> EXERCISE DETAILS
Lines that contain the string "ready" are to be copied; leave out all others.

(Extracted data entries)

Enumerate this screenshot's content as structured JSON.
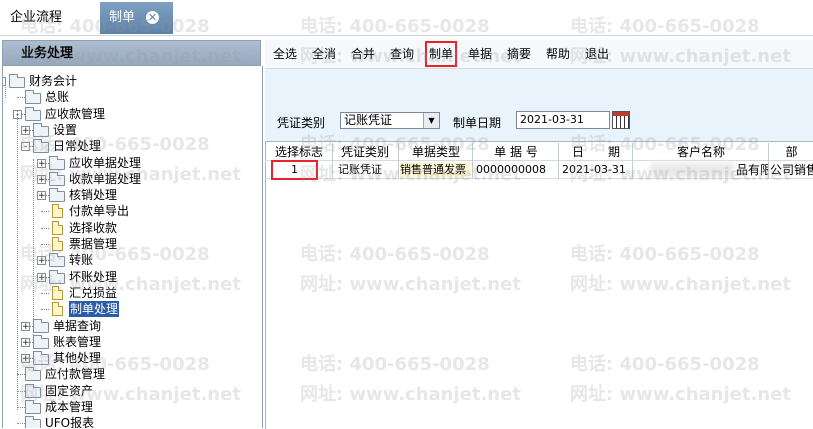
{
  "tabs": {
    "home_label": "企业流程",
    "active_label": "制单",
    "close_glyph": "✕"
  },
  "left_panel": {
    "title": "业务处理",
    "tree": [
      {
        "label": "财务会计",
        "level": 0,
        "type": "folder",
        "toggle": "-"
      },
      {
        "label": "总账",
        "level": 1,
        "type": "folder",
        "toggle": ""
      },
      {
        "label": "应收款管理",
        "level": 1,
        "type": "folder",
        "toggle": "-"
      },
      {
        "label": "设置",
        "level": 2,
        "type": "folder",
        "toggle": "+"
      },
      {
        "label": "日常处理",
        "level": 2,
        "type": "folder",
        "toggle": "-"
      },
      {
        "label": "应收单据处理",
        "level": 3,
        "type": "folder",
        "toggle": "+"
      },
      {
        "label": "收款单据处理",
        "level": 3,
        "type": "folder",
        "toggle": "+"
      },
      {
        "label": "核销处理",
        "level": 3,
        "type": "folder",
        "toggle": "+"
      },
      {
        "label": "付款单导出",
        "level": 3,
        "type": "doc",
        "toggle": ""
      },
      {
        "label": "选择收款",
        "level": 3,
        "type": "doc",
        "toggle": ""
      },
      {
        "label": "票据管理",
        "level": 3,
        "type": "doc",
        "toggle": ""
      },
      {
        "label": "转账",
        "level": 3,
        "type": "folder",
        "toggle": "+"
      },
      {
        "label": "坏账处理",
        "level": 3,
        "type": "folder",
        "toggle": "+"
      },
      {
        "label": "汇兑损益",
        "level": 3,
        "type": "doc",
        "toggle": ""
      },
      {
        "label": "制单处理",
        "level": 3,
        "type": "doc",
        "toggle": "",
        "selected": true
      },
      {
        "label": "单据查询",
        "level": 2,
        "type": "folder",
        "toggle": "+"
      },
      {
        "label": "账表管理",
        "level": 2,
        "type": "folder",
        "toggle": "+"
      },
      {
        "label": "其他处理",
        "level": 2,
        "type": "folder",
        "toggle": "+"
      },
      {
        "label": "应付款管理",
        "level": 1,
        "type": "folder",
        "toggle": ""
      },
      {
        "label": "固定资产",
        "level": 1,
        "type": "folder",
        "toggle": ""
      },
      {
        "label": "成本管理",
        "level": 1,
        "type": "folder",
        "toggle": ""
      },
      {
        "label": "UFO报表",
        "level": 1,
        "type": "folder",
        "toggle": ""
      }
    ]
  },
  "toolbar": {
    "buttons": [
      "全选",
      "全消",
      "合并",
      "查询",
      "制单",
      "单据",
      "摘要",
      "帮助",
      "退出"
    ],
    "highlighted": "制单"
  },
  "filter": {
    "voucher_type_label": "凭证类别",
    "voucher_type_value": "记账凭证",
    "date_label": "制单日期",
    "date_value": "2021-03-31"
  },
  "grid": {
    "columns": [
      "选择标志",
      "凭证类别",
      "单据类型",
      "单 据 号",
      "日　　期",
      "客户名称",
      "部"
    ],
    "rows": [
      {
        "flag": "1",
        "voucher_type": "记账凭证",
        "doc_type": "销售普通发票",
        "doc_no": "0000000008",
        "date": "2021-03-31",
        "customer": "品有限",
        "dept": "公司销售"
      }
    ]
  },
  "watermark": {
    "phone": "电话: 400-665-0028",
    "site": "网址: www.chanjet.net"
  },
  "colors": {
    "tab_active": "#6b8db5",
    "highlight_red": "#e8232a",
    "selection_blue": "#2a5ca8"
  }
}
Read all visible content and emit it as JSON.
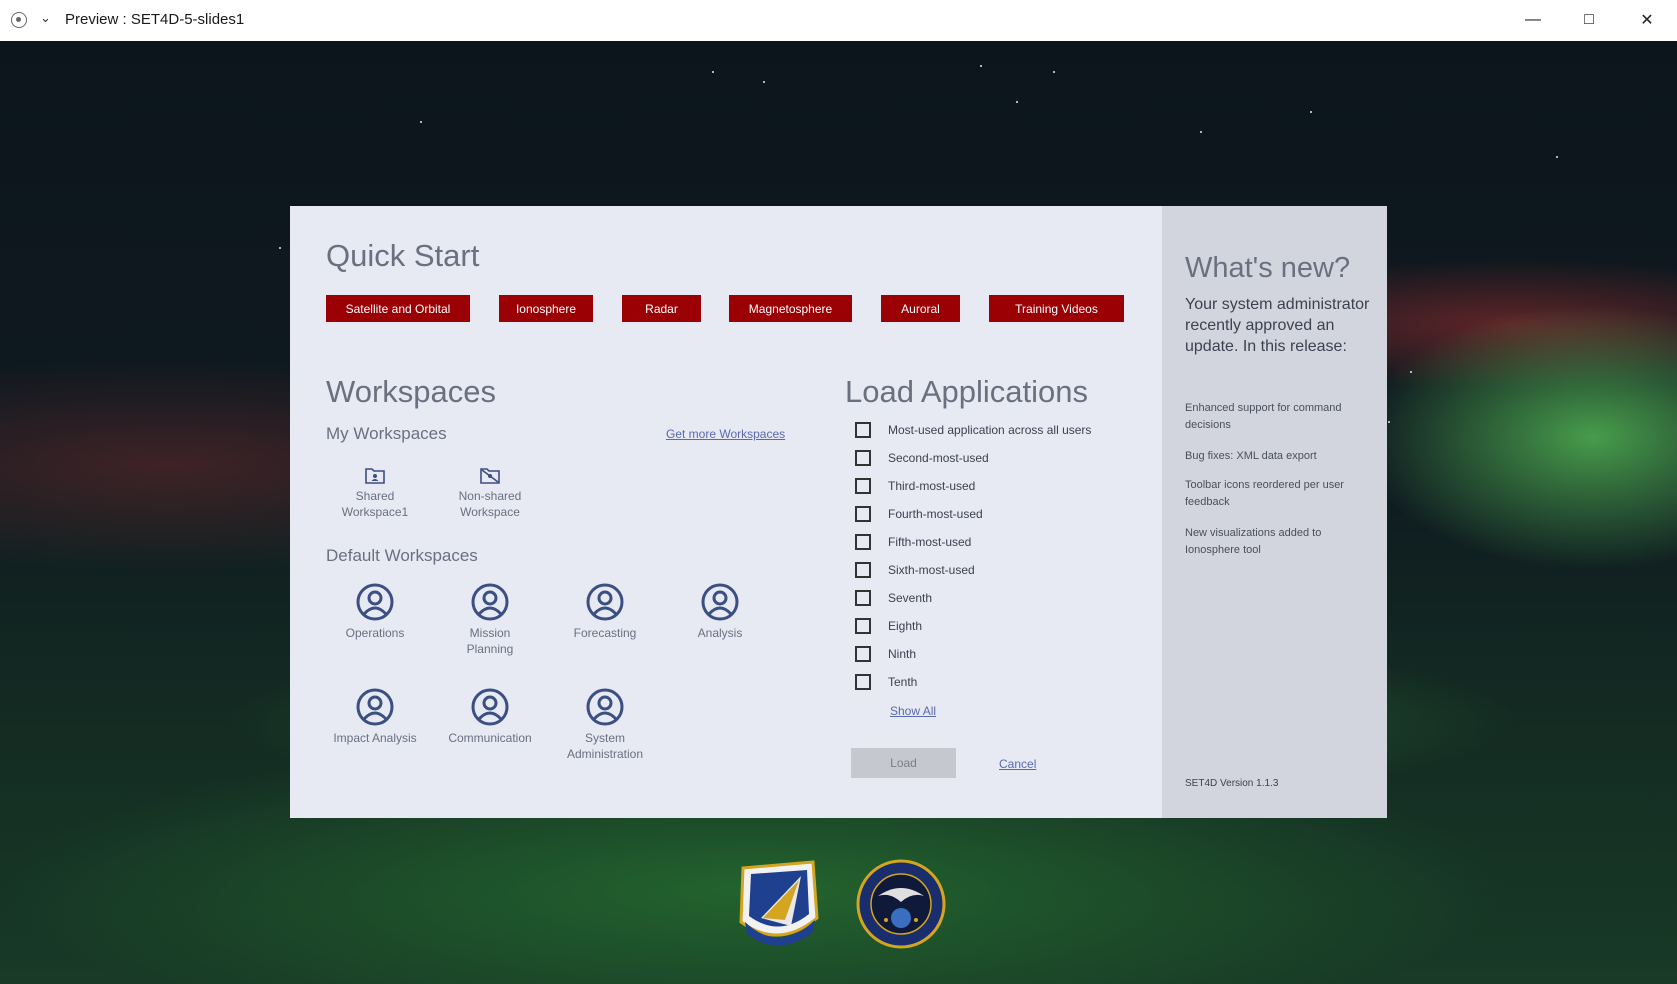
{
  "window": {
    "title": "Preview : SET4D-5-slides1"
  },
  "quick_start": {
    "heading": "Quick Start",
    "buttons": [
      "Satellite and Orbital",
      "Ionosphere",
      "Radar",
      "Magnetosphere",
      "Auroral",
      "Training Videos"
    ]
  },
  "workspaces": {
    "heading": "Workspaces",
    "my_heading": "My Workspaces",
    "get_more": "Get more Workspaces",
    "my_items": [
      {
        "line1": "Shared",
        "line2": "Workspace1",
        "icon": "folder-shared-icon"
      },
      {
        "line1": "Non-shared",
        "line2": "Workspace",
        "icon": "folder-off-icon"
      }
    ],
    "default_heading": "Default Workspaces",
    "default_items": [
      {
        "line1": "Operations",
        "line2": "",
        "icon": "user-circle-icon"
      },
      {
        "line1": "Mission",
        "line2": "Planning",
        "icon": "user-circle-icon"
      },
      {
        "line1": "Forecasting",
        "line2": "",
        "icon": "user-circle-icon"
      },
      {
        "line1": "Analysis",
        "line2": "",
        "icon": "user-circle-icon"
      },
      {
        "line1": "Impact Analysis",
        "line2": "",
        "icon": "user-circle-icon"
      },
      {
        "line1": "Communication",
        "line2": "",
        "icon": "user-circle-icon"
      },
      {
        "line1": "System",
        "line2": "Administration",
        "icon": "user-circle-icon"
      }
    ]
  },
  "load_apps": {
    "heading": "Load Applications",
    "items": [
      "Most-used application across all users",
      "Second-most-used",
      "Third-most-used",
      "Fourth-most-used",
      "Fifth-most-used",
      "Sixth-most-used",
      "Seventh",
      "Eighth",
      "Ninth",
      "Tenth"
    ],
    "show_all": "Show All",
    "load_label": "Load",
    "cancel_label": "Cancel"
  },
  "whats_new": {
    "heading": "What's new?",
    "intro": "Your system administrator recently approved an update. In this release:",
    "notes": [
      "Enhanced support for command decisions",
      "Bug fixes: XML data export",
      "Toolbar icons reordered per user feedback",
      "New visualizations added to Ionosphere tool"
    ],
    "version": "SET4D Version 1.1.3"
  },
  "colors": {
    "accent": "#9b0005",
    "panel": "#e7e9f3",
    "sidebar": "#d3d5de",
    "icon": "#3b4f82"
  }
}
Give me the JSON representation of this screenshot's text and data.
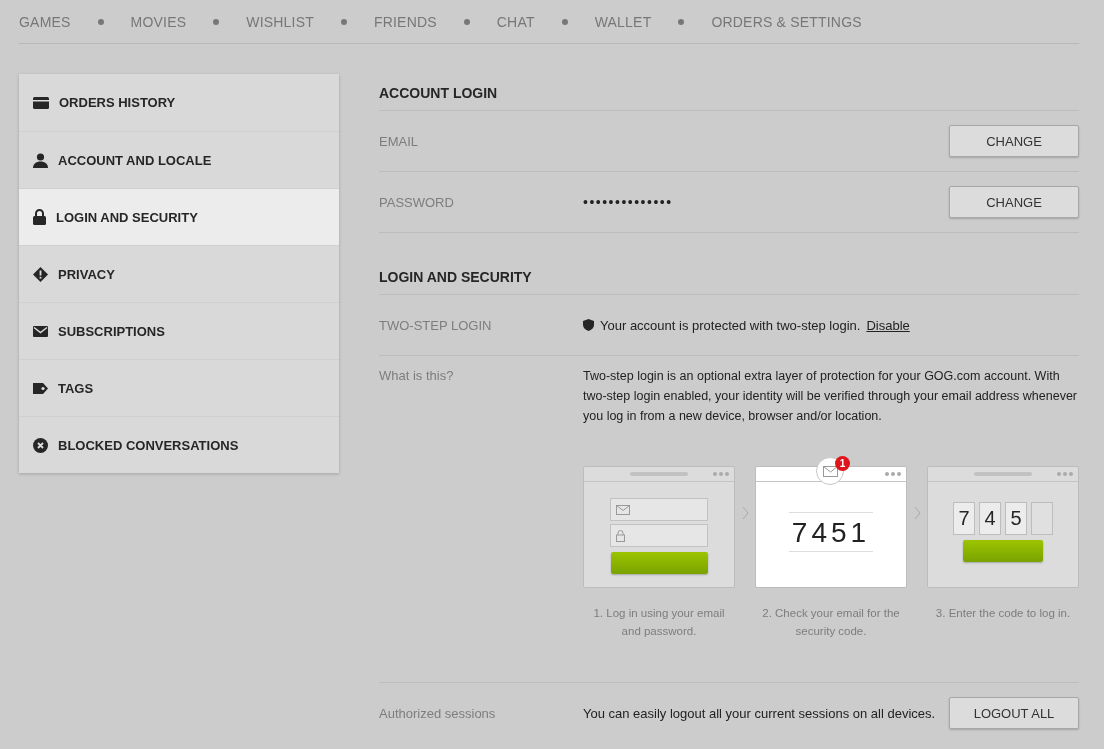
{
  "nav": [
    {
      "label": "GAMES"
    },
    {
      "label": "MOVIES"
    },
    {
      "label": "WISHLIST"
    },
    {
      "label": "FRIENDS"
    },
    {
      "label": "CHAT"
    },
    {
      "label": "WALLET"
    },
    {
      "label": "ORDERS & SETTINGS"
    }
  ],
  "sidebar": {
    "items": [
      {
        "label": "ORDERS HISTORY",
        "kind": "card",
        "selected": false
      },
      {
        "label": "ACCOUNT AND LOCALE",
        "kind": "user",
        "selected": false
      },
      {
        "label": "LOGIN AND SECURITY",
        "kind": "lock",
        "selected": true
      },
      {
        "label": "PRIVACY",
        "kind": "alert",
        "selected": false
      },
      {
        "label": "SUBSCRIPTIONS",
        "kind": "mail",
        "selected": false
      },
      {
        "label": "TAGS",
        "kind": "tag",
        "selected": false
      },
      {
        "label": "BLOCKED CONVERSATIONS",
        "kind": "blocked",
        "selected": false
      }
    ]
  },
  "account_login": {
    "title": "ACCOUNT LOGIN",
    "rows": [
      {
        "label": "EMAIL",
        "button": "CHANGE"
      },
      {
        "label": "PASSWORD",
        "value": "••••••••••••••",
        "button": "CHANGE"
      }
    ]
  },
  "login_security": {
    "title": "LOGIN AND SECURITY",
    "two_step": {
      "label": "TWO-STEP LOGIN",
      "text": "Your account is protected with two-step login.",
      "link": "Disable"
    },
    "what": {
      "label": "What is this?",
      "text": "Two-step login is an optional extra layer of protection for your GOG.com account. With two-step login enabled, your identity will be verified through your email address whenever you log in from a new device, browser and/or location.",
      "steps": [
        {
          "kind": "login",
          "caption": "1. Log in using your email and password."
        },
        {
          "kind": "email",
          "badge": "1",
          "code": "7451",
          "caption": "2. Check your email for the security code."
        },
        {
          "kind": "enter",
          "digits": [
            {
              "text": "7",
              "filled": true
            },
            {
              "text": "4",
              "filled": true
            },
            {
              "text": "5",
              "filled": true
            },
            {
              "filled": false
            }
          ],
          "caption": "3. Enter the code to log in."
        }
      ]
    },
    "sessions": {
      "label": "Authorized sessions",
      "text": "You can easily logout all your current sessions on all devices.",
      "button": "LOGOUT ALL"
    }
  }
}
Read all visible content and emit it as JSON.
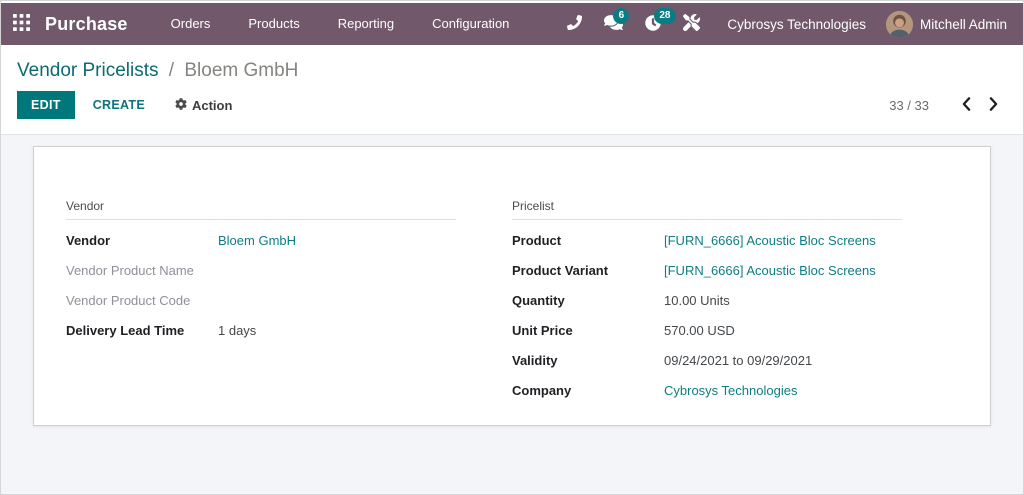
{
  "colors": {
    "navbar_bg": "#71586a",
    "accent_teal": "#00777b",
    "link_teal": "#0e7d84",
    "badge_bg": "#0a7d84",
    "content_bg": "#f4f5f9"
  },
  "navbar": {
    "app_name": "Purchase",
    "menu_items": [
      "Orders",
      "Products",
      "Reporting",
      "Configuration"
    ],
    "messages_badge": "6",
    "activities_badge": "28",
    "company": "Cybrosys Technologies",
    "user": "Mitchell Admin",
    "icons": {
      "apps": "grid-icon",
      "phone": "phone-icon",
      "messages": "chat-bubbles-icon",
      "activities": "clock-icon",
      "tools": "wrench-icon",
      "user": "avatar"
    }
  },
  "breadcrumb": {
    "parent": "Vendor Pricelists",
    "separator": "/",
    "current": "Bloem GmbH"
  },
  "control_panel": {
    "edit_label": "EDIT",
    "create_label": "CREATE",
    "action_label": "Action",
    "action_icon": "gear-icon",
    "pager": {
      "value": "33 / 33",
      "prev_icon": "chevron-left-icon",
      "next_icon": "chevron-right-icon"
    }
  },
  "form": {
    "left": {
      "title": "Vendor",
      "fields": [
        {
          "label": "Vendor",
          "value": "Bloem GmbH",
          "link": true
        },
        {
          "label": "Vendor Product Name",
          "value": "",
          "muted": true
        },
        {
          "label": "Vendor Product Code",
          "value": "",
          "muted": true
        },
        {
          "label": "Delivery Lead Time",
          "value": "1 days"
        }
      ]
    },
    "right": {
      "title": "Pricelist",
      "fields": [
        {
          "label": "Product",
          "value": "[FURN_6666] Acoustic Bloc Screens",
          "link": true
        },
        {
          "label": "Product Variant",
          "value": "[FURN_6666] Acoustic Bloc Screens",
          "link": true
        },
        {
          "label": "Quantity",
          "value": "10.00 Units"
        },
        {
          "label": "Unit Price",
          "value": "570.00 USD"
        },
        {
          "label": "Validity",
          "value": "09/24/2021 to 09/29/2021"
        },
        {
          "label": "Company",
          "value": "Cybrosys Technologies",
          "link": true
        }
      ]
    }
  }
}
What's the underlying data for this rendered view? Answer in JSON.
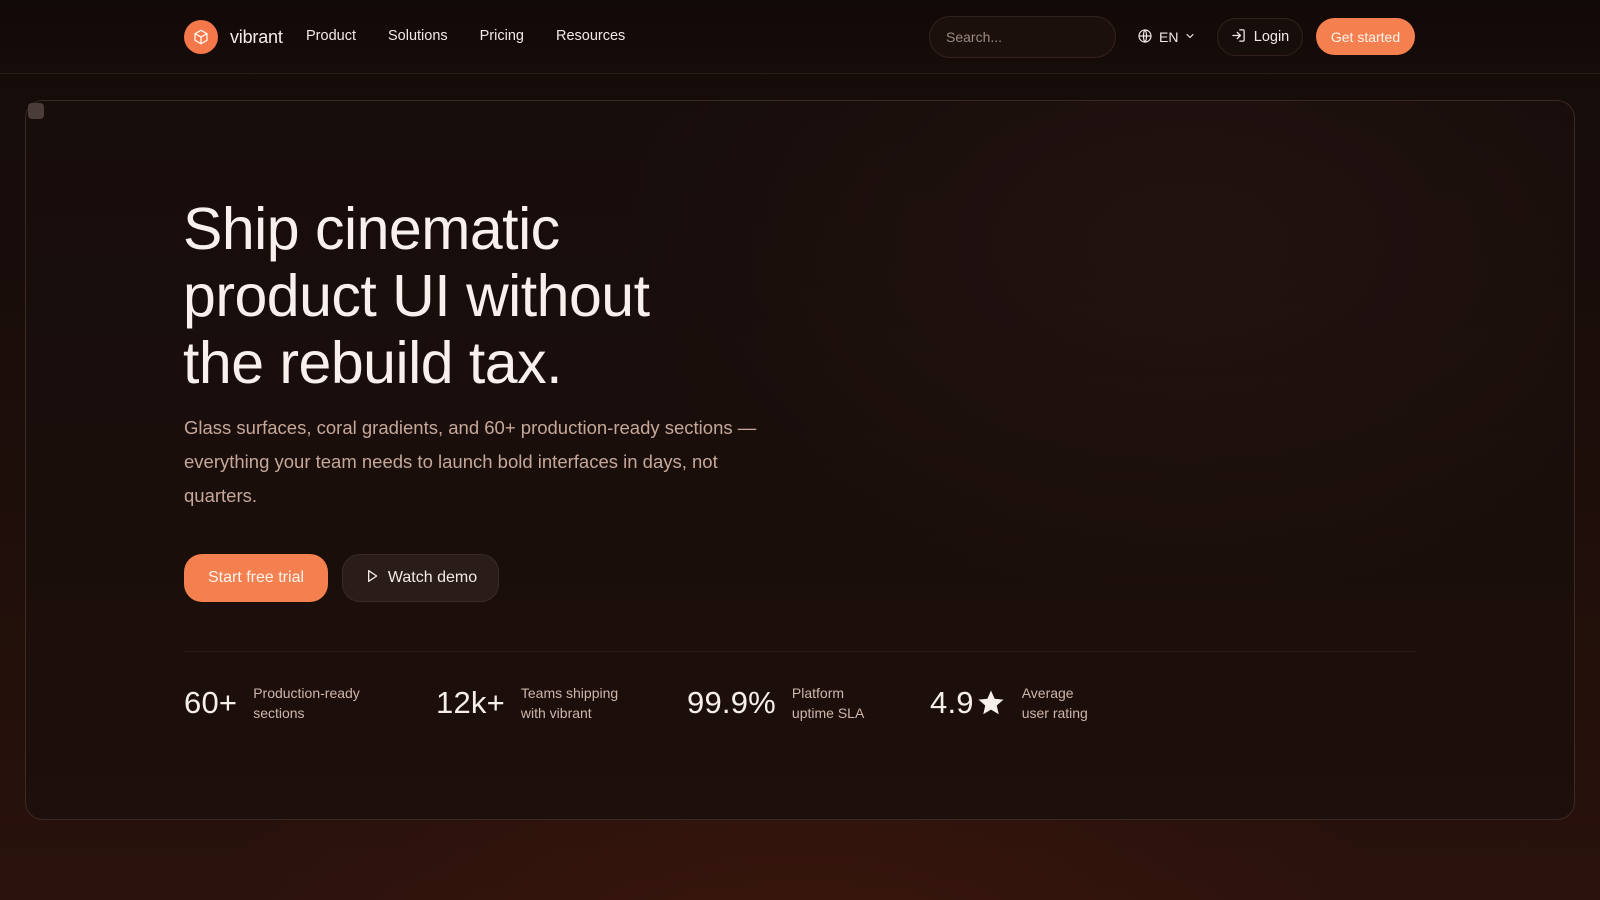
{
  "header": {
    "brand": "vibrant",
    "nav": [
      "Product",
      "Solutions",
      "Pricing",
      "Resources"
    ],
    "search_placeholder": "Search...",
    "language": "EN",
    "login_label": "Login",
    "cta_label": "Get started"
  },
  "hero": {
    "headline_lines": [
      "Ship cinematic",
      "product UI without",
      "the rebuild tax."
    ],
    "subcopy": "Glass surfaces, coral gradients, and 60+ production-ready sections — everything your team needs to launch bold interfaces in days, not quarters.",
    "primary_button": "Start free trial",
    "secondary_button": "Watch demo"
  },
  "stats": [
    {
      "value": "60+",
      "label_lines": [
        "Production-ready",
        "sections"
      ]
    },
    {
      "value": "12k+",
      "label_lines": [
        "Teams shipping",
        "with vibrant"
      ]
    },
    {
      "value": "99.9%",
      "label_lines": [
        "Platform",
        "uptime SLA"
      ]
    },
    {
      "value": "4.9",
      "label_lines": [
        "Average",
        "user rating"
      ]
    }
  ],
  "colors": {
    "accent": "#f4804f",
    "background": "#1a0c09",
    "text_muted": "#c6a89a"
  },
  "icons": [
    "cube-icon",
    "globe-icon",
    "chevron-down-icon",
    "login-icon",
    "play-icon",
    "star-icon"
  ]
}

> FINISHED ANSWER
    "subcopy": "Glass surfaces, coral gradients, and 60+ production-ready sections — everything your team needs to launch bold interfaces in days, not quarters.",
        "Production-ready",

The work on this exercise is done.